### [MATERIAL TO PROCESS]

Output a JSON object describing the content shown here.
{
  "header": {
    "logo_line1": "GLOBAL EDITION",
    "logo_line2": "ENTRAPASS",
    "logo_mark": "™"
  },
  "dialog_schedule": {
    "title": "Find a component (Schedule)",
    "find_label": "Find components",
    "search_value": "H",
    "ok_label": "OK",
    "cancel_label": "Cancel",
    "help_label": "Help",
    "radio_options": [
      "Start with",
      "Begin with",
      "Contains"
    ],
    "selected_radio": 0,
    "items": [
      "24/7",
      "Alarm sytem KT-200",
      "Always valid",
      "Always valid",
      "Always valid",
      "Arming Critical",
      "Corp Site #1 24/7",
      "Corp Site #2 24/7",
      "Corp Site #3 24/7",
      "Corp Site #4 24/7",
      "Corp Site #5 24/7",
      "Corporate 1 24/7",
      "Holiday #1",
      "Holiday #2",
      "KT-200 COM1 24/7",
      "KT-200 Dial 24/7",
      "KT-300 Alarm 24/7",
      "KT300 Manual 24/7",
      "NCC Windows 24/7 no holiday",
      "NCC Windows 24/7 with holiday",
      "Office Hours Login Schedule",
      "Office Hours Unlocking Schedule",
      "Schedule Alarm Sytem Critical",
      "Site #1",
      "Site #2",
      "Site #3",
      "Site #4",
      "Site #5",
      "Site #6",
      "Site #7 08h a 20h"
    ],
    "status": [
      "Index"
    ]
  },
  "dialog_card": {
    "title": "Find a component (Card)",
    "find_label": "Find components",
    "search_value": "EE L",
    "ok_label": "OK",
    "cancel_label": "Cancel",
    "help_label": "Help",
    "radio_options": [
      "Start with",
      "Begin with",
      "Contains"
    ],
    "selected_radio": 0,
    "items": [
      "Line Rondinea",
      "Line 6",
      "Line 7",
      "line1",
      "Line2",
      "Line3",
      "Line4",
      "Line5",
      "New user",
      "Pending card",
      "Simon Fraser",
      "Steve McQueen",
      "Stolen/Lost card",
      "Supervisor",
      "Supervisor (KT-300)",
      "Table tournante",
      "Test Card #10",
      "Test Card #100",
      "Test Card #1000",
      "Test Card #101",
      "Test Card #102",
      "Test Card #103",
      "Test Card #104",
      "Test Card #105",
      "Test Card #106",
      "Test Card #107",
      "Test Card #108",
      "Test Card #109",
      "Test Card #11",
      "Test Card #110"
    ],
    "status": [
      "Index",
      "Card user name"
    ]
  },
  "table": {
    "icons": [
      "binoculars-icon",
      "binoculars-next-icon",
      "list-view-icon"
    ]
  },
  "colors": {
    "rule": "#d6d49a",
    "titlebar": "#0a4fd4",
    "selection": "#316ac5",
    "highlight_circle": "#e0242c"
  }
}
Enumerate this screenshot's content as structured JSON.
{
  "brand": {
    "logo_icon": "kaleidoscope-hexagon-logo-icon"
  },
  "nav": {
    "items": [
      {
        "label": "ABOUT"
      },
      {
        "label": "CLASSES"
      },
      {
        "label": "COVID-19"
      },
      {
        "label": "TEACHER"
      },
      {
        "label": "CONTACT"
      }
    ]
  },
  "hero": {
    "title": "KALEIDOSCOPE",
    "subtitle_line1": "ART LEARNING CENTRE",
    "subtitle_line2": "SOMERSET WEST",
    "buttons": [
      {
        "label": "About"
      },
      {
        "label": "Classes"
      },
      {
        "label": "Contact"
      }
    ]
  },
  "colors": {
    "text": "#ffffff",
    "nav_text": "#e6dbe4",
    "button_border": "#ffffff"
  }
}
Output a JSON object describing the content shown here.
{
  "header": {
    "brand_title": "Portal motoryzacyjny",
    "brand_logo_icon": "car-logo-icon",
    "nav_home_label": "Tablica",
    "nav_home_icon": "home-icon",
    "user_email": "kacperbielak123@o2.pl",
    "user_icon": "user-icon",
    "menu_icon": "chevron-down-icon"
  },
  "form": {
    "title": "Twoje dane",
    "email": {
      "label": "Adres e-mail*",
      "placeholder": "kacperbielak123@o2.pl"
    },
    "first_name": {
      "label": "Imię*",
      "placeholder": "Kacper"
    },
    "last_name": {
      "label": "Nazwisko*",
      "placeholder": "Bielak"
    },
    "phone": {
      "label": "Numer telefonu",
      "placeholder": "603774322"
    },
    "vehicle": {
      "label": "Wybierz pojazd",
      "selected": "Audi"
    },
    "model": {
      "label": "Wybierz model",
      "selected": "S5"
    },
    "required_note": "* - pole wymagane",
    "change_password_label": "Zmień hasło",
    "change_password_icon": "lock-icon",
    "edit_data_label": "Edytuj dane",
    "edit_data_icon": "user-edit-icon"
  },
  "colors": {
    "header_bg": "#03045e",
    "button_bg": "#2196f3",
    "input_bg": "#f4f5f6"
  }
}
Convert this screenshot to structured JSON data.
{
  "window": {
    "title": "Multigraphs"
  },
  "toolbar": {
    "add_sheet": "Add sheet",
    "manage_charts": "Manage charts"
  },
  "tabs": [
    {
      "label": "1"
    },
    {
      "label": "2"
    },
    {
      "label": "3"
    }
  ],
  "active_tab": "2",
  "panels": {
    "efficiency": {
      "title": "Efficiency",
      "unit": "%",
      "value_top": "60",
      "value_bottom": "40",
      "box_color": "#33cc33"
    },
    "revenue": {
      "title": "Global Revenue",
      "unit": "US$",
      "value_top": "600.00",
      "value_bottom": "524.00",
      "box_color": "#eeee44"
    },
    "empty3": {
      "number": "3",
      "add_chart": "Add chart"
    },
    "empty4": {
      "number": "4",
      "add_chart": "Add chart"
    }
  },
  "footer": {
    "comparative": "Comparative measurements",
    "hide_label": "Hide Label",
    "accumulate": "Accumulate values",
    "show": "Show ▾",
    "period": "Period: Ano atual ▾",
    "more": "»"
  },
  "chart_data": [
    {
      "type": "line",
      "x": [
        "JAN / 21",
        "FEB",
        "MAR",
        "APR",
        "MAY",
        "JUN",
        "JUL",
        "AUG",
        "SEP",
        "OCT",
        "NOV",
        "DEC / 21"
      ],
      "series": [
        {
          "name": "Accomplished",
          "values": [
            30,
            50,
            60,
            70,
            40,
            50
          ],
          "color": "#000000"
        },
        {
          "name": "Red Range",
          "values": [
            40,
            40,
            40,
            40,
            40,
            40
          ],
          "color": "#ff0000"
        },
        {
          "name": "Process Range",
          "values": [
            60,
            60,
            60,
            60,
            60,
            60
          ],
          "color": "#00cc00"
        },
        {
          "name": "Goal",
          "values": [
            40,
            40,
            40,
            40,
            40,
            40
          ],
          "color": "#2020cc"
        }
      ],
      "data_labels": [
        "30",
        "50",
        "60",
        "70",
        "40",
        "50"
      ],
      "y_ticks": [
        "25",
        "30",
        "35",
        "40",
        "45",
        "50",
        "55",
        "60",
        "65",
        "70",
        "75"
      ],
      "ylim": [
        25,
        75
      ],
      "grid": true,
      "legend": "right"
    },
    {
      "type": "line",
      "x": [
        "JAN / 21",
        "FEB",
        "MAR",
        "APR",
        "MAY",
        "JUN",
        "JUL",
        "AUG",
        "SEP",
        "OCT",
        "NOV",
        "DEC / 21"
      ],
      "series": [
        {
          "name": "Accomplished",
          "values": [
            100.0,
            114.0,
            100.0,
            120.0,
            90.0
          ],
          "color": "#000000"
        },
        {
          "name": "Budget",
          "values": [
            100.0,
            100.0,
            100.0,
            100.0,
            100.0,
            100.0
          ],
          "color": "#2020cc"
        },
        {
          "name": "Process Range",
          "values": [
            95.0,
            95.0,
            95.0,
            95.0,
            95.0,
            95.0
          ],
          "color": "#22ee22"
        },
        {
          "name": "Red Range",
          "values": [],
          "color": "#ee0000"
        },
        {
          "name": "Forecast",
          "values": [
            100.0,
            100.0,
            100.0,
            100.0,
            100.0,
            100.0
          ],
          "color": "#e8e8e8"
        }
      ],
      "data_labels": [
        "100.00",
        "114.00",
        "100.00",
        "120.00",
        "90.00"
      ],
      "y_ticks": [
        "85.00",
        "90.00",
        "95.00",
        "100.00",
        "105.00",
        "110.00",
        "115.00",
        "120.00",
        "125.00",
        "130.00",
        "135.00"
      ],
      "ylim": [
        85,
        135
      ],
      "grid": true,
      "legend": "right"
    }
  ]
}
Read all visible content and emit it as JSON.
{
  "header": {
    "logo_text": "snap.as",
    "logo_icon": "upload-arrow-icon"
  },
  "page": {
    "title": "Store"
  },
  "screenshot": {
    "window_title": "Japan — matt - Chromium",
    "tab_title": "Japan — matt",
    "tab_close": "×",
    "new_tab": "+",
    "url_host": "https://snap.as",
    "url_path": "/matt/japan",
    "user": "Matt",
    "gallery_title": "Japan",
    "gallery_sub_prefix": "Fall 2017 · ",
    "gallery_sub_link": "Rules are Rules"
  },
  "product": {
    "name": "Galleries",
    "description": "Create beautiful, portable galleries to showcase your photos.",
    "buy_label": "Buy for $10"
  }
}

### [DIRECTION]
Write out, word for word, the line containing "Read all visible content and emit it as JSON." and every line after it to the end of the data above.

### [FINISHED EXERCISE]
Read all visible content and emit it as JSON.
{
  "header": {
    "logo_text": "snap.as",
    "logo_icon": "upload-arrow-icon"
  },
  "page": {
    "title": "Store"
  },
  "screenshot": {
    "window_title": "Japan — matt - Chromium",
    "tab_title": "Japan — matt",
    "tab_close": "×",
    "new_tab": "+",
    "url_host": "https://snap.as",
    "url_path": "/matt/japan",
    "user": "Matt",
    "gallery_title": "Japan",
    "gallery_sub_prefix": "Fall 2017 · ",
    "gallery_sub_link": "Rules are Rules"
  },
  "product": {
    "name": "Galleries",
    "description": "Create beautiful, portable galleries to showcase your photos.",
    "buy_label": "Buy for $10"
  }
}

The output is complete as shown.